[Tarefas a cumprir]:
1 – De acordo com o texto sobre a CPI das milícias, qual fato motivou a criação dessa comissão?
2 – Dê continuidade ao texto sobre a CPI das milícias a partir da última frase apresentada.

[Texto de referência]:
# # #
Na ocasião, ele ainda disse não achar justa a “perseguição” por parte de políticos e entidades “ligadas aos direitos humanos” aos milicianos. “Por um motivo muito simples, eles se sentem apavorados com as milícias porque, raríssimas exceções – ONGs de Direitos Humanos, políticos ligados a essa área – vivem da miséria, da desgraça e da violência de uma comunidade porque, caso contrário, eles ficarão sem trabalho, não terão nada a oferecer em troca”, acrescentou.

À época, Marcelo Freixo (PSOL) havia assumido seu primeiro mandato na Assembleia carioca. Ele viria a presidir a Comissão Parlamentar de Inquérito (CPI) das milícias, cuja instalação Flávio criticou durante a discussão do projeto. A CPI foi motivada pelo sequestro e tortura de uma repórter, um fotógrafo e um motorista do jornal “O Dia”, na Favela do Batan, por milicianos em maio de 2008.

Embora tenha votado favorável ao projeto, “por respeito à imprensa”, o deputado não deixou de defender a existência dos grupos paramilitares. “Quem for à Barra da Tijuca encontrará diversos locais onde a associação de moradores procura um serviço de segurança de policiais, quando estão de folga, portanto, de forma ilegal porque eles não podem ter atividade fora da polícia. Há aqueles casos em que policiais impõem uma cobrança em troca desse serviço de segurança. E da mesma forma na Tijuca, em Vila Isabel, na Urca”, colocou.

Foto: Arquivo/EBC

Em sua manifestação, ele chegou a citar a favela de Rio das Pedras, comunidade onde atuava a milícia comandada por Ronaldo e Adriano. “Façam consultas populares na Favela de Rio das Pedras, na própria Favela do Batan, para que haja esse contrapeso também, porque sabemos que vários são os interesses por trás da discussão das milícias, como falei. Há interesses comerciais, há interesses políticos, mas vamos também olhar com um pouco de atenção os interesses das pessoas que estão nessas comunidades. Fica o meu voto favorável à criação desta CPI mas pedindo que haja o bom senso em se apurar, e não apenas criticar, atacar ou tentar botar atrás das grades os policiais ou – na linguagem informal – os peixes pequenos apenas”, disse.
# # #
[Amostra de dados]:
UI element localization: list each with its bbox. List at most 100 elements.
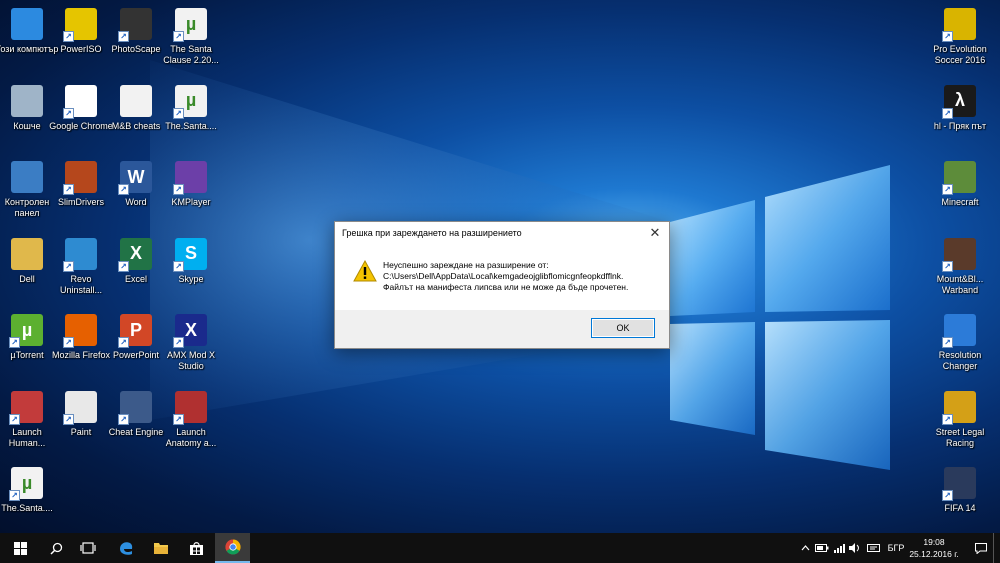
# # #
[Respostas das tarefas]:
1 – O sequestro e a tortura de uma repórter, um fotógrafo e um motorista do jornal "O Dia" por milicianos, na Favela do Batan, em maio de 2008.

2 –
Concluída cinco meses depois, a CPI apontou ligação de diversos políticos cariocas com os grupo paramilitares, além de revelar lideranças destes grupos. Alguns deles estão presos até hoje. O relatório final pediu o indiciamento de 225 pessoas entre políticos, policiais, agentes penitenciários, bombeiros e civis. Segundo a Secretaria de Segurança do Rio, em 2009, ano seguinte à CPI, 246 milicianos foram presos no estado.

Alguns anos depois, em 2011, quando a juíza Patrícia Acioli foi assassinada com 21 tiros por milicianos, Flávio se manifestou no Twitter afirmando que ela “humilhava policiais”, o que contribuiu para que tivesse “muitos inimigos”. Ela era conhecida por atuar no combate às milícias e, posteriormente, onze policiais foram condenados por envolvimento com a sua morte.

Em 2015, Flávio votou contra a instalação da CPI que investigou os autos de resistência e mortes decorrentes de ações policiais no estado. “Abrir-se uma Comissão Parlamentar de Inquérito sobre esse assunto, sem um caso, sem algo de concreto que motive isso, pela simples discussão ideológica, é mais uma faca na garganta desse profissional que já se preocupa hoje, mesmo estando certo em determinadas ocorrências, em produzir provas a favor de si mesmo, com medo do Judiciário. Vejam como está a cabeça do policial hoje, preocupando-se mais com o Judiciário, com o juiz, por mais que ele esteja certo e amparado pela lei, preocupando-se em produzir provas para que ele não se sente no banco dos réus”, disse na ocasião.

Pai tinha posição semelhante

O presidente Jair Bolsonaro (PSL), pai de Flávio, também se manifestou de forma semelhante ao longo dos anos em que foi deputado estadual pelo Rio. Segundo reportagem do Intercept, em 2003 ele defendeu grupos de extermínio: “Enquanto o Estado não tiver coragem de adotar a pena de morte, o crime de extermínio, no meu entender, será muito bem-vindo. Se não houver espaço para ele na Bahia, pode ir para o Rio de Janeiro. Se depender de mim, terão todo o meu apoio, porque no meu Estado só as pessoas inocentes são dizimadas”.

Em 2008, após a conclusão do relatório da CPI, ele também criticou a investigação e afirmou que não se poderia “generalizar” sobre os milicianos. Já enquanto candidato à presidência, em 2018, Bolsonaro foi questionado sobre sua posição em relação às milícias, mas desconversou. “Hoje em dia ninguém apoia milícia mais não. Mas não me interessa mais discutir isso”, disse.

Ameaças a moradores

O Globo revelou, nesta quarta-feira (23), áudios de escutas telefônicas feitas pelo Ministério Público como parte da Operação Os Intocáveis, que prendeu cinco pessoas envolvidas com a milícia de Rio das Pedras, incluindo Ronaldo. Além de estar relacionado com compra e venda ilegal de imóveis, o grupo é suspeito de crimes como agiotagem, extorsão de moradores e comerciantes, pagamento de propina e utilização de ligações clandestinas de água e energia nas favelas de Rio das Pedras, Muzema e adjacências.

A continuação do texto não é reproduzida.